# Dataset extract:
########
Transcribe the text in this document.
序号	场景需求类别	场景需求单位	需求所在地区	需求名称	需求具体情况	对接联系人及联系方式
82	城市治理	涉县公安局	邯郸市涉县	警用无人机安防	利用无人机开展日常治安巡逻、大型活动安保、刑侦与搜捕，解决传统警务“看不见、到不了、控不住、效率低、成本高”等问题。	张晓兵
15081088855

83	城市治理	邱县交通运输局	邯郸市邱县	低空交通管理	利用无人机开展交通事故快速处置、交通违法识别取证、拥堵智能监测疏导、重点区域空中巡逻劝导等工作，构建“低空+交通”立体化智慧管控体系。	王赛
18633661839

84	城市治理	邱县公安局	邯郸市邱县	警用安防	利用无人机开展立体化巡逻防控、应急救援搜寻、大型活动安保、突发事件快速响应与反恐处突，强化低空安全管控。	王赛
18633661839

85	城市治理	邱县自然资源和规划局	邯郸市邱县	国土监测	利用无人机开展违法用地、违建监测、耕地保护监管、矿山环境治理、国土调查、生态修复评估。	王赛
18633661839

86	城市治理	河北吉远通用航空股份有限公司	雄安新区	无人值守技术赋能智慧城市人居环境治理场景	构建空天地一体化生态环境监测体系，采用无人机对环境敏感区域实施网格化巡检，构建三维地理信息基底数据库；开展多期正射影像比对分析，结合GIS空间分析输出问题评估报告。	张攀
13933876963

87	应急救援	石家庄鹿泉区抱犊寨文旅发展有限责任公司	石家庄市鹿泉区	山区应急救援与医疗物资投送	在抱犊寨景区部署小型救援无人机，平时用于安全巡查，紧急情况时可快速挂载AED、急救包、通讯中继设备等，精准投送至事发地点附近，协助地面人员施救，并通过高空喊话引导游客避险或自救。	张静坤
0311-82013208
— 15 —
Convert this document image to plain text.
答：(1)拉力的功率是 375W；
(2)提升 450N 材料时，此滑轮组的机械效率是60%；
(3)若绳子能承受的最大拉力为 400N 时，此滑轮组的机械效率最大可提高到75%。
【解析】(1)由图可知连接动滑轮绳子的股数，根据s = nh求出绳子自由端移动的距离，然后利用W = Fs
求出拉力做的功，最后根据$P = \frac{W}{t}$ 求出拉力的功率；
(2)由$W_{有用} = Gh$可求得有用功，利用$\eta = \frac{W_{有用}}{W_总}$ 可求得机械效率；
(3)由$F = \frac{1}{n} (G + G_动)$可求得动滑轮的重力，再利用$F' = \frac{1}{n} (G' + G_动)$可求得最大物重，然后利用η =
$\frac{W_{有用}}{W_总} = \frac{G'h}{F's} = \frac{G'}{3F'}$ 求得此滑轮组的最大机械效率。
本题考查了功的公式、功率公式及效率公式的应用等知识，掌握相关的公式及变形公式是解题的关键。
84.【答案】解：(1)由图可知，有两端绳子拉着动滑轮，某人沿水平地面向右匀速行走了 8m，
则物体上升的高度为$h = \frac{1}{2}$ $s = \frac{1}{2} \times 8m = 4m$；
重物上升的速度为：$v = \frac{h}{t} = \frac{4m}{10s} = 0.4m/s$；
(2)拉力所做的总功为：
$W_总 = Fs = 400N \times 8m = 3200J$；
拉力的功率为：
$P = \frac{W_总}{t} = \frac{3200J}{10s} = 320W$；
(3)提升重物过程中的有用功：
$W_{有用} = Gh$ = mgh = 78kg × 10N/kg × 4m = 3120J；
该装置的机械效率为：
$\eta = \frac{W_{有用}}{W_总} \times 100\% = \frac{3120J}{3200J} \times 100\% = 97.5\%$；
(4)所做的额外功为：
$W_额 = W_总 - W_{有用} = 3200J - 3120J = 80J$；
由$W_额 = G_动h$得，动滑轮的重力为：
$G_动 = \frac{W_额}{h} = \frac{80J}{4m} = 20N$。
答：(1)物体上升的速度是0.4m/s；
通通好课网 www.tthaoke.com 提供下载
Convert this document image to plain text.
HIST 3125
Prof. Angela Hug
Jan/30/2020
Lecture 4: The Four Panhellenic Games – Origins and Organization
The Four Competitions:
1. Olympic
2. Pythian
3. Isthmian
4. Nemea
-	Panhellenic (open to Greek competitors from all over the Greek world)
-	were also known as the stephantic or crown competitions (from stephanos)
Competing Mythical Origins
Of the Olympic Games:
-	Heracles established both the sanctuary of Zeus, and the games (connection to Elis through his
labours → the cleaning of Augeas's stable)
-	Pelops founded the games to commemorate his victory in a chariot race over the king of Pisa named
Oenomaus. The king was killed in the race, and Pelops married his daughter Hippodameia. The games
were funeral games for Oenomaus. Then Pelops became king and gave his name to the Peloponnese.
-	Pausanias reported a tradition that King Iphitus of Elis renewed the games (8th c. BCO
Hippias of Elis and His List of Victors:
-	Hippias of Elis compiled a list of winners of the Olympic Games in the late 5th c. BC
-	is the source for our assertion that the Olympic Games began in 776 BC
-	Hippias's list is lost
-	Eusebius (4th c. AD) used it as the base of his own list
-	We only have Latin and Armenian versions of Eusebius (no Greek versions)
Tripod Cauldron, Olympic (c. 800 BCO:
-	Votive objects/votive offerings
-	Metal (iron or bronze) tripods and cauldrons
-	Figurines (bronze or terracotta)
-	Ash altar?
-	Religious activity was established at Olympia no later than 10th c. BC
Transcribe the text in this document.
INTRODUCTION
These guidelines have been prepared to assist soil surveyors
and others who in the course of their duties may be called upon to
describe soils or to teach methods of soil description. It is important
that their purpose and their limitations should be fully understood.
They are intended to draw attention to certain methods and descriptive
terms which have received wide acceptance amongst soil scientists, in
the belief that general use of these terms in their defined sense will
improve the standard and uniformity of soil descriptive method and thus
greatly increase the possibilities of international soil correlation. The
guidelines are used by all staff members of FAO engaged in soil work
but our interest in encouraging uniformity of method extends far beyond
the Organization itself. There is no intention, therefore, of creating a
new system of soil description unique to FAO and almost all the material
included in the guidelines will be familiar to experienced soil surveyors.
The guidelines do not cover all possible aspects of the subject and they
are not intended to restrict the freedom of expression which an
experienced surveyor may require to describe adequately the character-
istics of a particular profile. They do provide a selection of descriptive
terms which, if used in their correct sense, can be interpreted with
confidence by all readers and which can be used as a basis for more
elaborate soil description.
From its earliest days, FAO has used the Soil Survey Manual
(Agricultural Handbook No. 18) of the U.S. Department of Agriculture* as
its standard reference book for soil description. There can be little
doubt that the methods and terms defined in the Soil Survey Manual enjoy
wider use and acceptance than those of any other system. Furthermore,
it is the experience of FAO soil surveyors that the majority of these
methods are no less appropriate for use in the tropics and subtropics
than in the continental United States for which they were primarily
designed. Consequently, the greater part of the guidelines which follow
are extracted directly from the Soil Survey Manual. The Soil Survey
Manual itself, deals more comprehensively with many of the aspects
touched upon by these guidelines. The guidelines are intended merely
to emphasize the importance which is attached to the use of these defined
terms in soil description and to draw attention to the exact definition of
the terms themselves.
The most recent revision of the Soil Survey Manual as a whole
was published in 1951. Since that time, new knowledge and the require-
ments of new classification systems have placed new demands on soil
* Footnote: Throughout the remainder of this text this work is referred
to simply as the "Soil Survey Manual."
########
# Task prompt:
Using the material above, gather every line that includes "which".

# Answer in full:
terms which have received wide acceptance amongst soil scientists, in
are not intended to restrict the freedom of expression which an
terms which, if used in their correct sense, can be interpreted with
confidence by all readers and which can be used as a basis for more
than in the continental United States for which they were primarily
designed. Consequently, the greater part of the guidelines which follow
to emphasize the importance which is attached to the use of these defined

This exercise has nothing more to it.